REQUEST: Set the listing down again exactly, please, apart from its pictures.

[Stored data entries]
-*-

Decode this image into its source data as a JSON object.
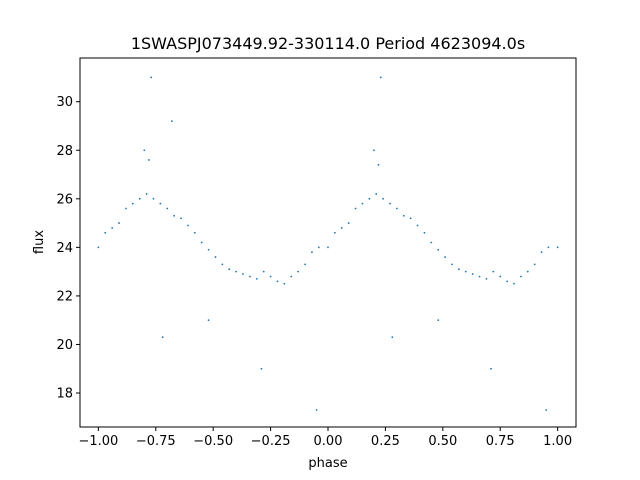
{
  "chart_data": {
    "type": "scatter",
    "title": "1SWASPJ073449.92-330114.0 Period 4623094.0s",
    "xlabel": "phase",
    "ylabel": "flux",
    "xlim": [
      -1.08,
      1.08
    ],
    "ylim": [
      16.6,
      31.8
    ],
    "xticks": [
      -1.0,
      -0.75,
      -0.5,
      -0.25,
      0.0,
      0.25,
      0.5,
      0.75,
      1.0
    ],
    "xtick_labels": [
      "−1.00",
      "−0.75",
      "−0.50",
      "−0.25",
      "0.00",
      "0.25",
      "0.50",
      "0.75",
      "1.00"
    ],
    "yticks": [
      18,
      20,
      22,
      24,
      26,
      28,
      30
    ],
    "ytick_labels": [
      "18",
      "20",
      "22",
      "24",
      "26",
      "28",
      "30"
    ],
    "marker_color": "#1f77b4",
    "grid": false,
    "legend": "none",
    "series": [
      {
        "points": [
          [
            -1.0,
            24.0
          ],
          [
            -0.97,
            24.6
          ],
          [
            -0.94,
            24.8
          ],
          [
            -0.91,
            25.0
          ],
          [
            -0.88,
            25.6
          ],
          [
            -0.85,
            25.8
          ],
          [
            -0.82,
            26.0
          ],
          [
            -0.79,
            26.2
          ],
          [
            -0.76,
            26.0
          ],
          [
            -0.73,
            25.8
          ],
          [
            -0.7,
            25.6
          ],
          [
            -0.67,
            25.3
          ],
          [
            -0.64,
            25.2
          ],
          [
            -0.61,
            24.9
          ],
          [
            -0.58,
            24.6
          ],
          [
            -0.55,
            24.2
          ],
          [
            -0.52,
            23.9
          ],
          [
            -0.49,
            23.6
          ],
          [
            -0.46,
            23.3
          ],
          [
            -0.43,
            23.1
          ],
          [
            -0.4,
            23.0
          ],
          [
            -0.37,
            22.9
          ],
          [
            -0.34,
            22.8
          ],
          [
            -0.31,
            22.7
          ],
          [
            -0.28,
            23.0
          ],
          [
            -0.25,
            22.8
          ],
          [
            -0.22,
            22.6
          ],
          [
            -0.19,
            22.5
          ],
          [
            -0.16,
            22.8
          ],
          [
            -0.13,
            23.0
          ],
          [
            -0.1,
            23.3
          ],
          [
            -0.07,
            23.8
          ],
          [
            -0.04,
            24.0
          ],
          [
            0.0,
            24.0
          ],
          [
            0.03,
            24.6
          ],
          [
            0.06,
            24.8
          ],
          [
            0.09,
            25.0
          ],
          [
            0.12,
            25.6
          ],
          [
            0.15,
            25.8
          ],
          [
            0.18,
            26.0
          ],
          [
            0.21,
            26.2
          ],
          [
            0.24,
            26.0
          ],
          [
            0.27,
            25.8
          ],
          [
            0.3,
            25.6
          ],
          [
            0.33,
            25.3
          ],
          [
            0.36,
            25.2
          ],
          [
            0.39,
            24.9
          ],
          [
            0.42,
            24.6
          ],
          [
            0.45,
            24.2
          ],
          [
            0.48,
            23.9
          ],
          [
            0.51,
            23.6
          ],
          [
            0.54,
            23.3
          ],
          [
            0.57,
            23.1
          ],
          [
            0.6,
            23.0
          ],
          [
            0.63,
            22.9
          ],
          [
            0.66,
            22.8
          ],
          [
            0.69,
            22.7
          ],
          [
            0.72,
            23.0
          ],
          [
            0.75,
            22.8
          ],
          [
            0.78,
            22.6
          ],
          [
            0.81,
            22.5
          ],
          [
            0.84,
            22.8
          ],
          [
            0.87,
            23.0
          ],
          [
            0.9,
            23.3
          ],
          [
            0.93,
            23.8
          ],
          [
            0.96,
            24.0
          ],
          [
            1.0,
            24.0
          ],
          [
            -0.8,
            28.0
          ],
          [
            -0.78,
            27.6
          ],
          [
            0.2,
            28.0
          ],
          [
            0.22,
            27.4
          ],
          [
            -0.68,
            29.2
          ],
          [
            -0.29,
            19.0
          ],
          [
            0.71,
            19.0
          ],
          [
            -0.77,
            31.0
          ],
          [
            0.23,
            31.0
          ],
          [
            -0.52,
            21.0
          ],
          [
            0.48,
            21.0
          ],
          [
            -0.72,
            20.3
          ],
          [
            0.28,
            20.3
          ],
          [
            -0.05,
            17.3
          ],
          [
            0.95,
            17.3
          ]
        ]
      }
    ]
  }
}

-*-

EXERCISE ANSWER:
Decode this image into its source data as a JSON object.
{
  "chart_data": {
    "type": "scatter",
    "title": "1SWASPJ073449.92-330114.0 Period 4623094.0s",
    "xlabel": "phase",
    "ylabel": "flux",
    "xlim": [
      -1.08,
      1.08
    ],
    "ylim": [
      16.6,
      31.8
    ],
    "xticks": [
      -1.0,
      -0.75,
      -0.5,
      -0.25,
      0.0,
      0.25,
      0.5,
      0.75,
      1.0
    ],
    "xtick_labels": [
      "−1.00",
      "−0.75",
      "−0.50",
      "−0.25",
      "0.00",
      "0.25",
      "0.50",
      "0.75",
      "1.00"
    ],
    "yticks": [
      18,
      20,
      22,
      24,
      26,
      28,
      30
    ],
    "ytick_labels": [
      "18",
      "20",
      "22",
      "24",
      "26",
      "28",
      "30"
    ],
    "marker_color": "#1f77b4",
    "grid": false,
    "legend": "none",
    "series": [
      {
        "points": [
          [
            -1.0,
            24.0
          ],
          [
            -0.97,
            24.6
          ],
          [
            -0.94,
            24.8
          ],
          [
            -0.91,
            25.0
          ],
          [
            -0.88,
            25.6
          ],
          [
            -0.85,
            25.8
          ],
          [
            -0.82,
            26.0
          ],
          [
            -0.79,
            26.2
          ],
          [
            -0.76,
            26.0
          ],
          [
            -0.73,
            25.8
          ],
          [
            -0.7,
            25.6
          ],
          [
            -0.67,
            25.3
          ],
          [
            -0.64,
            25.2
          ],
          [
            -0.61,
            24.9
          ],
          [
            -0.58,
            24.6
          ],
          [
            -0.55,
            24.2
          ],
          [
            -0.52,
            23.9
          ],
          [
            -0.49,
            23.6
          ],
          [
            -0.46,
            23.3
          ],
          [
            -0.43,
            23.1
          ],
          [
            -0.4,
            23.0
          ],
          [
            -0.37,
            22.9
          ],
          [
            -0.34,
            22.8
          ],
          [
            -0.31,
            22.7
          ],
          [
            -0.28,
            23.0
          ],
          [
            -0.25,
            22.8
          ],
          [
            -0.22,
            22.6
          ],
          [
            -0.19,
            22.5
          ],
          [
            -0.16,
            22.8
          ],
          [
            -0.13,
            23.0
          ],
          [
            -0.1,
            23.3
          ],
          [
            -0.07,
            23.8
          ],
          [
            -0.04,
            24.0
          ],
          [
            0.0,
            24.0
          ],
          [
            0.03,
            24.6
          ],
          [
            0.06,
            24.8
          ],
          [
            0.09,
            25.0
          ],
          [
            0.12,
            25.6
          ],
          [
            0.15,
            25.8
          ],
          [
            0.18,
            26.0
          ],
          [
            0.21,
            26.2
          ],
          [
            0.24,
            26.0
          ],
          [
            0.27,
            25.8
          ],
          [
            0.3,
            25.6
          ],
          [
            0.33,
            25.3
          ],
          [
            0.36,
            25.2
          ],
          [
            0.39,
            24.9
          ],
          [
            0.42,
            24.6
          ],
          [
            0.45,
            24.2
          ],
          [
            0.48,
            23.9
          ],
          [
            0.51,
            23.6
          ],
          [
            0.54,
            23.3
          ],
          [
            0.57,
            23.1
          ],
          [
            0.6,
            23.0
          ],
          [
            0.63,
            22.9
          ],
          [
            0.66,
            22.8
          ],
          [
            0.69,
            22.7
          ],
          [
            0.72,
            23.0
          ],
          [
            0.75,
            22.8
          ],
          [
            0.78,
            22.6
          ],
          [
            0.81,
            22.5
          ],
          [
            0.84,
            22.8
          ],
          [
            0.87,
            23.0
          ],
          [
            0.9,
            23.3
          ],
          [
            0.93,
            23.8
          ],
          [
            0.96,
            24.0
          ],
          [
            1.0,
            24.0
          ],
          [
            -0.8,
            28.0
          ],
          [
            -0.78,
            27.6
          ],
          [
            0.2,
            28.0
          ],
          [
            0.22,
            27.4
          ],
          [
            -0.68,
            29.2
          ],
          [
            -0.29,
            19.0
          ],
          [
            0.71,
            19.0
          ],
          [
            -0.77,
            31.0
          ],
          [
            0.23,
            31.0
          ],
          [
            -0.52,
            21.0
          ],
          [
            0.48,
            21.0
          ],
          [
            -0.72,
            20.3
          ],
          [
            0.28,
            20.3
          ],
          [
            -0.05,
            17.3
          ],
          [
            0.95,
            17.3
          ]
        ]
      }
    ]
  }
}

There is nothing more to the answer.